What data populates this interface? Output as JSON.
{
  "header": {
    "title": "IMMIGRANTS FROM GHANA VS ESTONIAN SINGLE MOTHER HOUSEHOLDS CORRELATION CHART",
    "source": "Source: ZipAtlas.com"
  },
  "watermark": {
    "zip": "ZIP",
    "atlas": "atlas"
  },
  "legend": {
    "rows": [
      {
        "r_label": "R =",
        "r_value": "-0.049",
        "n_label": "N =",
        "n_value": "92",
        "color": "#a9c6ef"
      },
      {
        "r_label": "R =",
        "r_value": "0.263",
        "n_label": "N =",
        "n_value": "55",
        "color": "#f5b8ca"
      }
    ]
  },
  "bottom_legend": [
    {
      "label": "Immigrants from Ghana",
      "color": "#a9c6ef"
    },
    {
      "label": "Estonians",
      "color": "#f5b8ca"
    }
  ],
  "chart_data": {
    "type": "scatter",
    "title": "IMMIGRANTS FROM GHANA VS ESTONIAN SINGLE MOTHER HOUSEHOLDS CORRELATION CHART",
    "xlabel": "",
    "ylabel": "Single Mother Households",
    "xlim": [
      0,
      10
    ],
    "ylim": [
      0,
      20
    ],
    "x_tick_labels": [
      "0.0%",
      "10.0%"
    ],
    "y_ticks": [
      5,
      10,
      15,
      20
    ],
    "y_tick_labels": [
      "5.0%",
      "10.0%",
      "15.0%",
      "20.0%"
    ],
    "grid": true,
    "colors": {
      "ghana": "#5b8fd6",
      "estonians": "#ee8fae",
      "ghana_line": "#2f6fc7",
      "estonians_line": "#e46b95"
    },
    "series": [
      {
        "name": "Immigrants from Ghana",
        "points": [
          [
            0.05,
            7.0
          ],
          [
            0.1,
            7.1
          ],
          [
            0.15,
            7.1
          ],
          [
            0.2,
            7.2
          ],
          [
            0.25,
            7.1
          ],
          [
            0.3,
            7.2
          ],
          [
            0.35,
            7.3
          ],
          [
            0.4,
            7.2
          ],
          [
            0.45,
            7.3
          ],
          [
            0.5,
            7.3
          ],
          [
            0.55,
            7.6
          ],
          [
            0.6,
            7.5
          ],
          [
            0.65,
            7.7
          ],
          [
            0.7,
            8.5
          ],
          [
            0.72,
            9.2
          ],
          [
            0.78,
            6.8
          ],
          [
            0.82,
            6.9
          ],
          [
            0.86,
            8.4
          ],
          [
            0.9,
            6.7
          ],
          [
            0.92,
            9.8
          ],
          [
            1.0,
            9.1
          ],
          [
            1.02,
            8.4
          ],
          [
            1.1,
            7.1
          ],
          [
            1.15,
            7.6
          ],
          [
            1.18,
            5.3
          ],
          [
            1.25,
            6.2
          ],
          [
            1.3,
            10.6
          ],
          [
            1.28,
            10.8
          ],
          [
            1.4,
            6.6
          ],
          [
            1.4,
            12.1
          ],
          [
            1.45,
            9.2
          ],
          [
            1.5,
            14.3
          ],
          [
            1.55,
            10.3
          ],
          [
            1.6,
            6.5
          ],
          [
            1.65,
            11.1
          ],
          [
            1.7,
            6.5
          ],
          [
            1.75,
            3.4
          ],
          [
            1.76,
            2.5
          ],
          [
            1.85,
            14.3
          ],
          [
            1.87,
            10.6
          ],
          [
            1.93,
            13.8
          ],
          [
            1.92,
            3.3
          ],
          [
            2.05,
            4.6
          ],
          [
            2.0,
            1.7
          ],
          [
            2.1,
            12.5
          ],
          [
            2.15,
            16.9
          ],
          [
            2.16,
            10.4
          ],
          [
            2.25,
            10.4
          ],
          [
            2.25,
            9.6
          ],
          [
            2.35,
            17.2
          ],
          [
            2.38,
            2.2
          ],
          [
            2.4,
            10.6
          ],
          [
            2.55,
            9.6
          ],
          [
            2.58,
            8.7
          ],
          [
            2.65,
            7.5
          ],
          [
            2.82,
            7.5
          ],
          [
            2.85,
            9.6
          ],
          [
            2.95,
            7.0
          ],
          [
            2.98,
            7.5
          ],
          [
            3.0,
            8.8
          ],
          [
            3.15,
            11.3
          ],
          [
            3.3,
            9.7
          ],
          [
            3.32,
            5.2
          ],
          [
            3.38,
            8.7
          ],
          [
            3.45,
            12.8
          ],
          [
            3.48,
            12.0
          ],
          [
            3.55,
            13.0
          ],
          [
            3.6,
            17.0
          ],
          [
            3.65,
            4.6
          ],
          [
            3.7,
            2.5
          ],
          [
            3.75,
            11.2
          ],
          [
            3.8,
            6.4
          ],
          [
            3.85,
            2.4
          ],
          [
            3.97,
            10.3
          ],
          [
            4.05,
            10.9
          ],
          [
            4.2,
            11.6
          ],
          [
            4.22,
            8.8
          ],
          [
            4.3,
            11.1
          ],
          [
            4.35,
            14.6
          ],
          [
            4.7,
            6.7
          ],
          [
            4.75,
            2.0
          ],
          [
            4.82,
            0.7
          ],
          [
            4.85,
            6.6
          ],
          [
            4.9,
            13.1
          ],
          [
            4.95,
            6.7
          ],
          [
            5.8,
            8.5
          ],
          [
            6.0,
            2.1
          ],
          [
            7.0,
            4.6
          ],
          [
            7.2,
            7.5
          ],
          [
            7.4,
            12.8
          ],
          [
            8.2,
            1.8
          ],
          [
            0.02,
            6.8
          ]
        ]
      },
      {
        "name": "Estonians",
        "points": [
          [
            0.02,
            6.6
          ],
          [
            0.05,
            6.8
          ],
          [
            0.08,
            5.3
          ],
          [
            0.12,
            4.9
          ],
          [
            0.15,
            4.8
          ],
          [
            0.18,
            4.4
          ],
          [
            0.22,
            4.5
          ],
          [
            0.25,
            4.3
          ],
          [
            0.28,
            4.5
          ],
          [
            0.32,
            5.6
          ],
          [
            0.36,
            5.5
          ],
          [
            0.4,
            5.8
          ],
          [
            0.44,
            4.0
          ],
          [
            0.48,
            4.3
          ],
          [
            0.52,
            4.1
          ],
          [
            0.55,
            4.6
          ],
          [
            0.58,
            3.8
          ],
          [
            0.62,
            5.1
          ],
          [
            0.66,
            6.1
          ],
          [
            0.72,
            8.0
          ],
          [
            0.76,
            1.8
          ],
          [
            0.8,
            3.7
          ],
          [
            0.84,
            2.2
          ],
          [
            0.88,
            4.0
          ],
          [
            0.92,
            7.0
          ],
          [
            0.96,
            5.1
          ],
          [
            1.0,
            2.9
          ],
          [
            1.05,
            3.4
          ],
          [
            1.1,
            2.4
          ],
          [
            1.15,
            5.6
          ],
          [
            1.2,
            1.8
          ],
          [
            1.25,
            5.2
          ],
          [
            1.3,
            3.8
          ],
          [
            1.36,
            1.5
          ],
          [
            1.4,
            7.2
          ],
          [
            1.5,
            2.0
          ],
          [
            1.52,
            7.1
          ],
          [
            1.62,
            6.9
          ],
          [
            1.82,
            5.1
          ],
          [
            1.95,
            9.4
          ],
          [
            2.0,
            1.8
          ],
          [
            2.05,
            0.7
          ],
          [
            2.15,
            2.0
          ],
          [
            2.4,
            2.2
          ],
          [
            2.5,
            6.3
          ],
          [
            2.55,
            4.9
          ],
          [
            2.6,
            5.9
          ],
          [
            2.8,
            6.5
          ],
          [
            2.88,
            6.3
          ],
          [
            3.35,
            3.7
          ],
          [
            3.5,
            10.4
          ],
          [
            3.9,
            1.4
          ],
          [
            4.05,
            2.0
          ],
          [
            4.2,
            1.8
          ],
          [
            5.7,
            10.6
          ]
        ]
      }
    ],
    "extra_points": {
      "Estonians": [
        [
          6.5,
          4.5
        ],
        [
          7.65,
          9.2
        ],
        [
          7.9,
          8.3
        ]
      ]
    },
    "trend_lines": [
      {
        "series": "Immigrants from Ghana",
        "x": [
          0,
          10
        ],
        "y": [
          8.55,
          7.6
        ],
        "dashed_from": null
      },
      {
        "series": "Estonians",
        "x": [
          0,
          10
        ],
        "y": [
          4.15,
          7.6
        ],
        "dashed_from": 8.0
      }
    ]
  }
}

» Exercise prompt
Pick out lines containing the word "series", each one as written.

» Answer in full
    "series": [
        "series": "Immigrants from Ghana",
        "series": "Estonians",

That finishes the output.